DESCRIPTION OF THE TASK:
Copy out all of the data below with no alterations.

◆ ◆ ◆ ◆

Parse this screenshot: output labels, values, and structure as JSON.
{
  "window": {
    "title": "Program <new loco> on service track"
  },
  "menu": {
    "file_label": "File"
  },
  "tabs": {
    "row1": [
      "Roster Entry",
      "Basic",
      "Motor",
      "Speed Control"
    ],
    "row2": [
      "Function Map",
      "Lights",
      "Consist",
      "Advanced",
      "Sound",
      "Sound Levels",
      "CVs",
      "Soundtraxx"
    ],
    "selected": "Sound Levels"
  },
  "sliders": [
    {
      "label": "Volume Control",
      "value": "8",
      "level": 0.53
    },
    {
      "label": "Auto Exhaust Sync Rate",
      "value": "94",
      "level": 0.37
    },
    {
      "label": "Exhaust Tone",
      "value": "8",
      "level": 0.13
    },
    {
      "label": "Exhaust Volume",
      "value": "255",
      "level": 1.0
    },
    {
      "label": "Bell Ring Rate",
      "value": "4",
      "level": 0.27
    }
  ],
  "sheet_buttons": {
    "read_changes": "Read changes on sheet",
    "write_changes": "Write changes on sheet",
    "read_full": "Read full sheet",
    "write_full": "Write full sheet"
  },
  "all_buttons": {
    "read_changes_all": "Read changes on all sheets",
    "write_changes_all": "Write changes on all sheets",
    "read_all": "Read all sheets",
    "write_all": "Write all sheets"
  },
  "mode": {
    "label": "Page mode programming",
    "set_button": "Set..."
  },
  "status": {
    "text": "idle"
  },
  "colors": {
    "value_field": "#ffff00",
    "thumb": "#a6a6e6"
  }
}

◆ ◆ ◆ ◆

PROBLEM SOLUTION:
Parse this screenshot: output labels, values, and structure as JSON.
{
  "window": {
    "title": "Program <new loco> on service track"
  },
  "menu": {
    "file_label": "File"
  },
  "tabs": {
    "row1": [
      "Roster Entry",
      "Basic",
      "Motor",
      "Speed Control"
    ],
    "row2": [
      "Function Map",
      "Lights",
      "Consist",
      "Advanced",
      "Sound",
      "Sound Levels",
      "CVs",
      "Soundtraxx"
    ],
    "selected": "Sound Levels"
  },
  "sliders": [
    {
      "label": "Volume Control",
      "value": "8",
      "level": 0.53
    },
    {
      "label": "Auto Exhaust Sync Rate",
      "value": "94",
      "level": 0.37
    },
    {
      "label": "Exhaust Tone",
      "value": "8",
      "level": 0.13
    },
    {
      "label": "Exhaust Volume",
      "value": "255",
      "level": 1.0
    },
    {
      "label": "Bell Ring Rate",
      "value": "4",
      "level": 0.27
    }
  ],
  "sheet_buttons": {
    "read_changes": "Read changes on sheet",
    "write_changes": "Write changes on sheet",
    "read_full": "Read full sheet",
    "write_full": "Write full sheet"
  },
  "all_buttons": {
    "read_changes_all": "Read changes on all sheets",
    "write_changes_all": "Write changes on all sheets",
    "read_all": "Read all sheets",
    "write_all": "Write all sheets"
  },
  "mode": {
    "label": "Page mode programming",
    "set_button": "Set..."
  },
  "status": {
    "text": "idle"
  },
  "colors": {
    "value_field": "#ffff00",
    "thumb": "#a6a6e6"
  }
}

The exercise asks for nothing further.